↓↓↓
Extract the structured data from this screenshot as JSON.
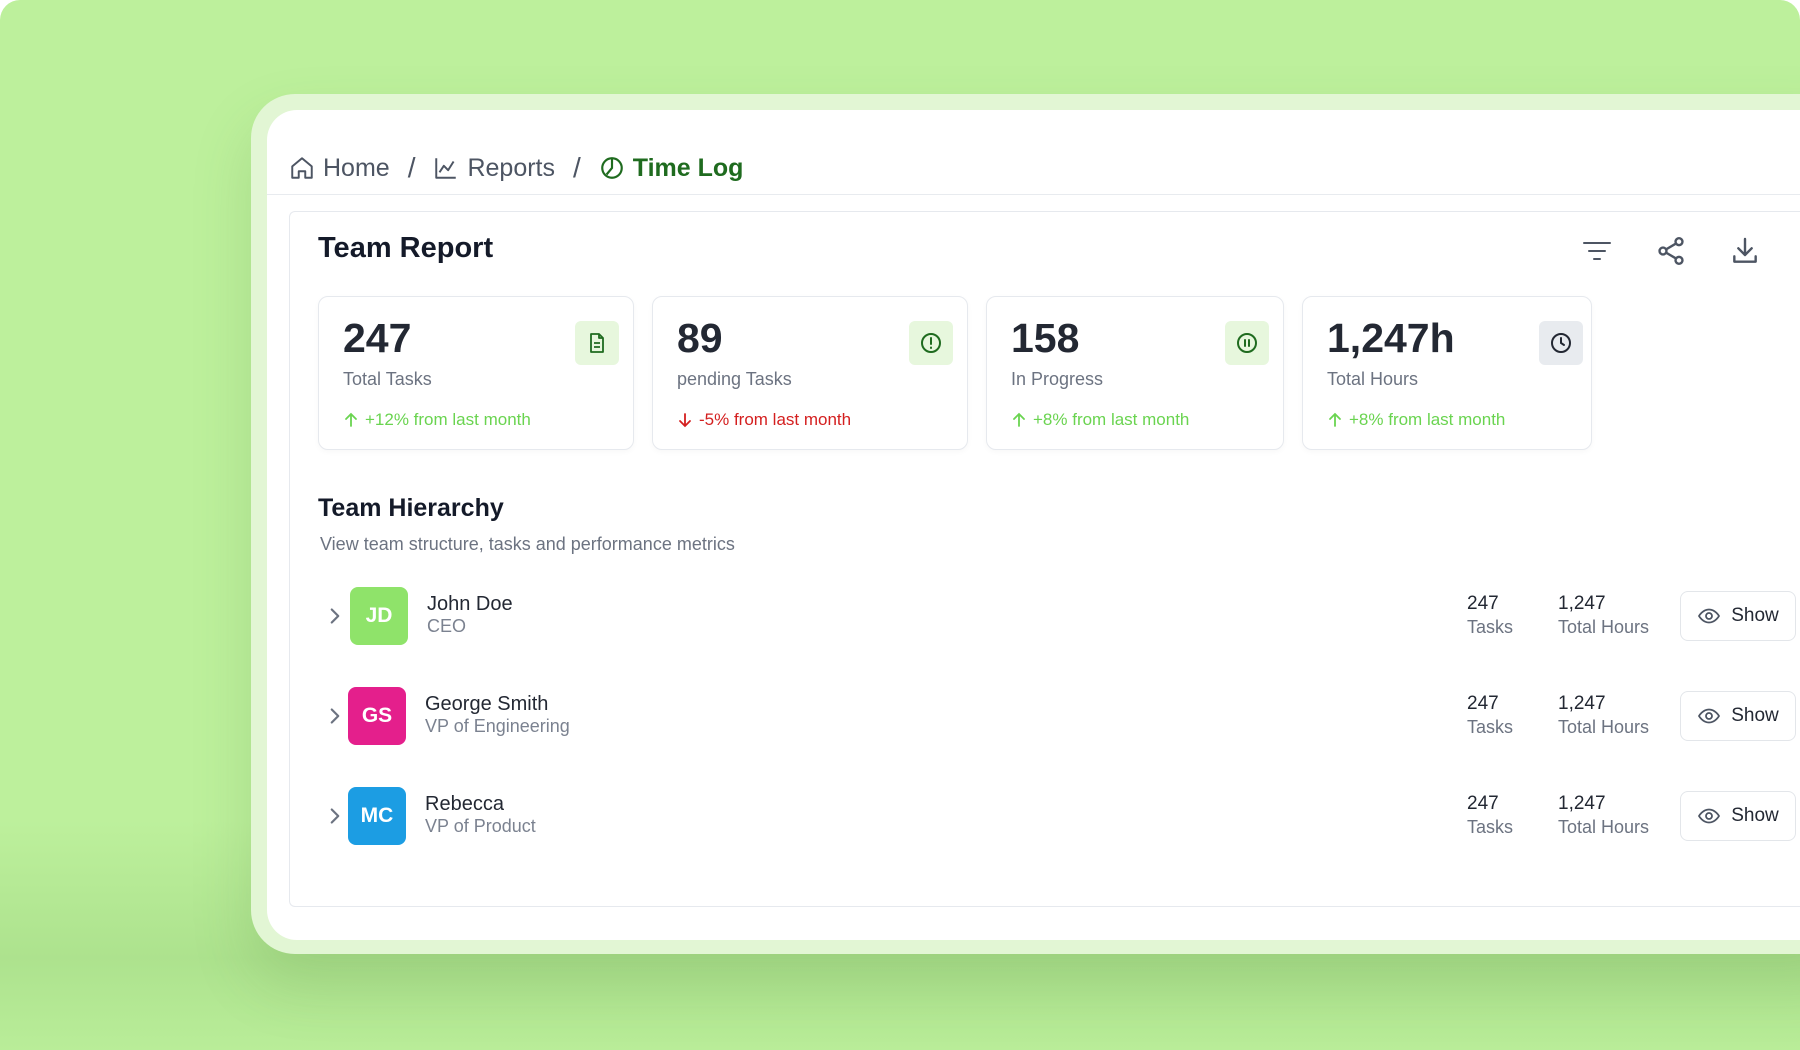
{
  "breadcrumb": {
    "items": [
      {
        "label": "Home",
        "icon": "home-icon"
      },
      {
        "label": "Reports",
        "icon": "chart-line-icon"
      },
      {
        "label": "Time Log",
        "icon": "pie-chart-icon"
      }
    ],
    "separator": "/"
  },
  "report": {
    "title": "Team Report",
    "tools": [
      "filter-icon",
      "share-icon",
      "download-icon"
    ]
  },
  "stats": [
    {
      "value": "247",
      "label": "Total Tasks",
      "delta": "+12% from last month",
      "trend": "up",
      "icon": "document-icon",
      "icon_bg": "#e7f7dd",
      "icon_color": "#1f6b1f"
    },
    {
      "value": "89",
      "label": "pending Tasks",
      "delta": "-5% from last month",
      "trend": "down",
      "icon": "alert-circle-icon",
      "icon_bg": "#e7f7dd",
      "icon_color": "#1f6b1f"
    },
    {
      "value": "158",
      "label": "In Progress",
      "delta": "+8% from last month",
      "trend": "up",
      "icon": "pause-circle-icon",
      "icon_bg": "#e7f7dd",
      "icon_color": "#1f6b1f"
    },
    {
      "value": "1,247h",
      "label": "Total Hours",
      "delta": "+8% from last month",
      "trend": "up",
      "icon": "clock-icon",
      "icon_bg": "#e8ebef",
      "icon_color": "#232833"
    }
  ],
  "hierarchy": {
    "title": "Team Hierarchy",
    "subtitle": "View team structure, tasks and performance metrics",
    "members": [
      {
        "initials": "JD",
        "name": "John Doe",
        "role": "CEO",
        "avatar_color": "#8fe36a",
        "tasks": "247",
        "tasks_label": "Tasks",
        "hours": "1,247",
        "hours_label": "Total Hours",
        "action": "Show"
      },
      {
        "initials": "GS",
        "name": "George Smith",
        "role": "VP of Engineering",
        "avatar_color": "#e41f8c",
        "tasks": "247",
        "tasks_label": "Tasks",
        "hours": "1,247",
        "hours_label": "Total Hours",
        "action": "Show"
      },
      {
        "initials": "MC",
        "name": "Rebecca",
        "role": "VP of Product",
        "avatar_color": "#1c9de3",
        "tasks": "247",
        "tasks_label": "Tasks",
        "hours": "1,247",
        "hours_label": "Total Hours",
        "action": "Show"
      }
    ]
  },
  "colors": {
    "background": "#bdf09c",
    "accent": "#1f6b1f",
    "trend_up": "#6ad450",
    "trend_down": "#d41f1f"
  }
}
↑↑↑
↓↓↓
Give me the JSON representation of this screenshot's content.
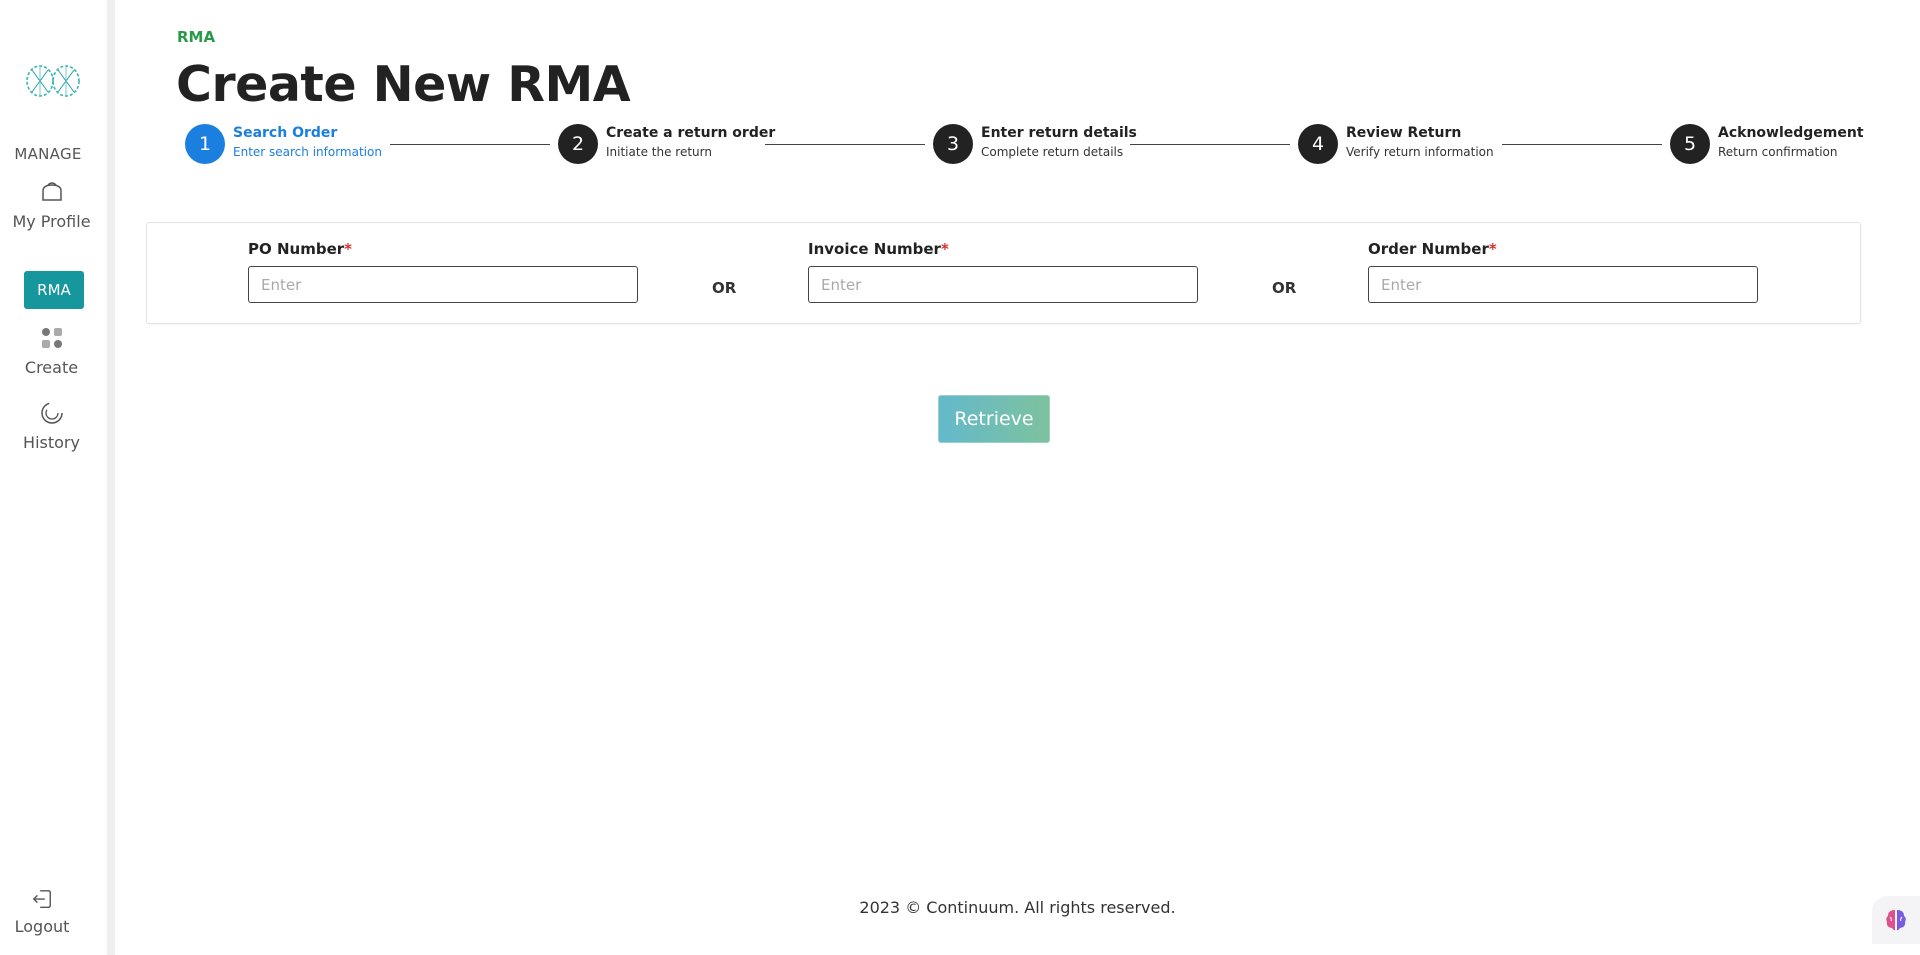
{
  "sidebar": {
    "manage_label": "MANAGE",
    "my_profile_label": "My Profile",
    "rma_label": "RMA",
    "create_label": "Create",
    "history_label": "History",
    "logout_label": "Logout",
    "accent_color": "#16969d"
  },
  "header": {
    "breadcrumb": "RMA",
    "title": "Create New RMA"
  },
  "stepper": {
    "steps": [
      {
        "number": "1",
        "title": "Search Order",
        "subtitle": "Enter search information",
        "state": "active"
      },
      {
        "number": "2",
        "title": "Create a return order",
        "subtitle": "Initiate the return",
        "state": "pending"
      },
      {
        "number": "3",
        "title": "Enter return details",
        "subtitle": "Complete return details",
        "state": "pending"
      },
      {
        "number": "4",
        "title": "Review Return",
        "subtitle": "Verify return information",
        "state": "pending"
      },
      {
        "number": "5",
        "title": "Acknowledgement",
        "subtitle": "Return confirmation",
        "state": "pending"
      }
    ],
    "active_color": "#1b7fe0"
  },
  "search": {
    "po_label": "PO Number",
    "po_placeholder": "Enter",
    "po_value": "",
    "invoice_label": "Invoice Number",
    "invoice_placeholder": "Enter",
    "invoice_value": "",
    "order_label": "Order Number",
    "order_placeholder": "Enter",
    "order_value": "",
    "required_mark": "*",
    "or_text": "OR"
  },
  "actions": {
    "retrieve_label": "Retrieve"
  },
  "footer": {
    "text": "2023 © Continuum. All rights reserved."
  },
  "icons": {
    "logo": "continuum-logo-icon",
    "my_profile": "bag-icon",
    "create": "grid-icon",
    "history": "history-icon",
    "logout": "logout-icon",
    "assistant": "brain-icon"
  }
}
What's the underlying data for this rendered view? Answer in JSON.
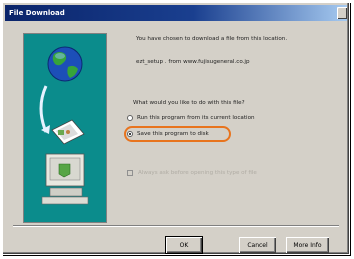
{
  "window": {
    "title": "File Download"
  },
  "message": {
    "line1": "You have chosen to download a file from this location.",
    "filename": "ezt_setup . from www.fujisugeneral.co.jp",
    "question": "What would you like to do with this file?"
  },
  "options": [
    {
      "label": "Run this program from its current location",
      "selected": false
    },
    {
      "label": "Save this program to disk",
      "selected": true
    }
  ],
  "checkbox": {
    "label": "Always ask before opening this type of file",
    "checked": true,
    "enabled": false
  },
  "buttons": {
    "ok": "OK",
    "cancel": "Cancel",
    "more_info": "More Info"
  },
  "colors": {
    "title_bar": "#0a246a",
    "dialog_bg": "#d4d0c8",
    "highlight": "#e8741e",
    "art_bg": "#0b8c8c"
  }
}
↑↑↑
#### [PROMPT]
Give the number of lines in the entries that hold the word "this", and nothing else.

#### [WRITTEN SOLUTION]
8